RECORDS SUPPLIED:
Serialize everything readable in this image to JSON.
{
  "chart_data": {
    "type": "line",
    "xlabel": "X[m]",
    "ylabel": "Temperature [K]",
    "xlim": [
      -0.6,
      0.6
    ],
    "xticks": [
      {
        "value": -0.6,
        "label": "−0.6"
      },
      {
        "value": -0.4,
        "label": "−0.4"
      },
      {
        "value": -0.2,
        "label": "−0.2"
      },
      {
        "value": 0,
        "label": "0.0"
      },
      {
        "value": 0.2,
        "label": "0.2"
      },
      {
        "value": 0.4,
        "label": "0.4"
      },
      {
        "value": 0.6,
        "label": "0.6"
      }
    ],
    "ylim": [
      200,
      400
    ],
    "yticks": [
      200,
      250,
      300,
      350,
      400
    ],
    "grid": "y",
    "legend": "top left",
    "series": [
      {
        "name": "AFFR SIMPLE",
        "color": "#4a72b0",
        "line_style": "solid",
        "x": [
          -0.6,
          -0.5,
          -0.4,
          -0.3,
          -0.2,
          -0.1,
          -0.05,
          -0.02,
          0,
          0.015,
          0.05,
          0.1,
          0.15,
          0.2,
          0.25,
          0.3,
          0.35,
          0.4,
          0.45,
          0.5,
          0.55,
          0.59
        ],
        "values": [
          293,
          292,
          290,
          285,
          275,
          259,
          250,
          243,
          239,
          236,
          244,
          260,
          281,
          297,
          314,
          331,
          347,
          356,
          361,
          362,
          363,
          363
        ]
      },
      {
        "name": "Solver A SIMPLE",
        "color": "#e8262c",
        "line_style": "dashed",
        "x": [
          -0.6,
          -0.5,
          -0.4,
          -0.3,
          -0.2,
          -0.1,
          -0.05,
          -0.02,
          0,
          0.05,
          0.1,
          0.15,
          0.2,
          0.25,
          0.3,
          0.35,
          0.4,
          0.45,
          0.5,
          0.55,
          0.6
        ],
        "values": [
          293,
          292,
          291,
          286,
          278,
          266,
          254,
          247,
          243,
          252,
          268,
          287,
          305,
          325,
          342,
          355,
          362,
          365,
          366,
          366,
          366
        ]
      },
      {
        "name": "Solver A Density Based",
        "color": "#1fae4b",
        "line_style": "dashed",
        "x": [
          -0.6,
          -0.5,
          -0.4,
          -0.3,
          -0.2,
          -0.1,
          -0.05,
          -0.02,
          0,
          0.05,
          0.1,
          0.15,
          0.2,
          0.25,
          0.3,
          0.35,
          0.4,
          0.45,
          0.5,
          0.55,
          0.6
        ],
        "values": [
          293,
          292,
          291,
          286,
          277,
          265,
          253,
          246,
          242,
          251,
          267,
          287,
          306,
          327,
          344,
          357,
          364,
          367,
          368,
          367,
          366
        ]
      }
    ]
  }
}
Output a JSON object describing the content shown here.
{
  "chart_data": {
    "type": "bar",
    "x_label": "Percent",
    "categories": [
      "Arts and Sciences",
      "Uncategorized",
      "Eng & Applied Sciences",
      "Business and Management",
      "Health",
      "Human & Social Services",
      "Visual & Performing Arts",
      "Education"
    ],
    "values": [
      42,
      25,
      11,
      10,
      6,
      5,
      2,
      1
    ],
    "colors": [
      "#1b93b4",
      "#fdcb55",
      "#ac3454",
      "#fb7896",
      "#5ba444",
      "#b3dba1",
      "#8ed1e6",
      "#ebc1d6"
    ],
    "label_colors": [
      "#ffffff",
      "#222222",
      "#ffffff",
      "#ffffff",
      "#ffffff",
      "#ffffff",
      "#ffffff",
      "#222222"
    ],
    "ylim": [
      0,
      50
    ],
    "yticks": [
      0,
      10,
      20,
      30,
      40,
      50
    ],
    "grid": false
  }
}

THE TASK:
Set down the entries above again, word for word.

TASK RESPONSE:
Serialize everything readable in this image to JSON.
{
  "chart_data": {
    "type": "line",
    "xlabel": "X[m]",
    "ylabel": "Temperature [K]",
    "xlim": [
      -0.6,
      0.6
    ],
    "xticks": [
      {
        "value": -0.6,
        "label": "−0.6"
      },
      {
        "value": -0.4,
        "label": "−0.4"
      },
      {
        "value": -0.2,
        "label": "−0.2"
      },
      {
        "value": 0,
        "label": "0.0"
      },
      {
        "value": 0.2,
        "label": "0.2"
      },
      {
        "value": 0.4,
        "label": "0.4"
      },
      {
        "value": 0.6,
        "label": "0.6"
      }
    ],
    "ylim": [
      200,
      400
    ],
    "yticks": [
      200,
      250,
      300,
      350,
      400
    ],
    "grid": "y",
    "legend": "top left",
    "series": [
      {
        "name": "AFFR SIMPLE",
        "color": "#4a72b0",
        "line_style": "solid",
        "x": [
          -0.6,
          -0.5,
          -0.4,
          -0.3,
          -0.2,
          -0.1,
          -0.05,
          -0.02,
          0,
          0.015,
          0.05,
          0.1,
          0.15,
          0.2,
          0.25,
          0.3,
          0.35,
          0.4,
          0.45,
          0.5,
          0.55,
          0.59
        ],
        "values": [
          293,
          292,
          290,
          285,
          275,
          259,
          250,
          243,
          239,
          236,
          244,
          260,
          281,
          297,
          314,
          331,
          347,
          356,
          361,
          362,
          363,
          363
        ]
      },
      {
        "name": "Solver A SIMPLE",
        "color": "#e8262c",
        "line_style": "dashed",
        "x": [
          -0.6,
          -0.5,
          -0.4,
          -0.3,
          -0.2,
          -0.1,
          -0.05,
          -0.02,
          0,
          0.05,
          0.1,
          0.15,
          0.2,
          0.25,
          0.3,
          0.35,
          0.4,
          0.45,
          0.5,
          0.55,
          0.6
        ],
        "values": [
          293,
          292,
          291,
          286,
          278,
          266,
          254,
          247,
          243,
          252,
          268,
          287,
          305,
          325,
          342,
          355,
          362,
          365,
          366,
          366,
          366
        ]
      },
      {
        "name": "Solver A Density Based",
        "color": "#1fae4b",
        "line_style": "dashed",
        "x": [
          -0.6,
          -0.5,
          -0.4,
          -0.3,
          -0.2,
          -0.1,
          -0.05,
          -0.02,
          0,
          0.05,
          0.1,
          0.15,
          0.2,
          0.25,
          0.3,
          0.35,
          0.4,
          0.45,
          0.5,
          0.55,
          0.6
        ],
        "values": [
          293,
          292,
          291,
          286,
          277,
          265,
          253,
          246,
          242,
          251,
          267,
          287,
          306,
          327,
          344,
          357,
          364,
          367,
          368,
          367,
          366
        ]
      }
    ]
  }
}
Output a JSON object describing the content shown here.
{
  "chart_data": {
    "type": "bar",
    "x_label": "Percent",
    "categories": [
      "Arts and Sciences",
      "Uncategorized",
      "Eng & Applied Sciences",
      "Business and Management",
      "Health",
      "Human & Social Services",
      "Visual & Performing Arts",
      "Education"
    ],
    "values": [
      42,
      25,
      11,
      10,
      6,
      5,
      2,
      1
    ],
    "colors": [
      "#1b93b4",
      "#fdcb55",
      "#ac3454",
      "#fb7896",
      "#5ba444",
      "#b3dba1",
      "#8ed1e6",
      "#ebc1d6"
    ],
    "label_colors": [
      "#ffffff",
      "#222222",
      "#ffffff",
      "#ffffff",
      "#ffffff",
      "#ffffff",
      "#ffffff",
      "#222222"
    ],
    "ylim": [
      0,
      50
    ],
    "yticks": [
      0,
      10,
      20,
      30,
      40,
      50
    ],
    "grid": false
  }
}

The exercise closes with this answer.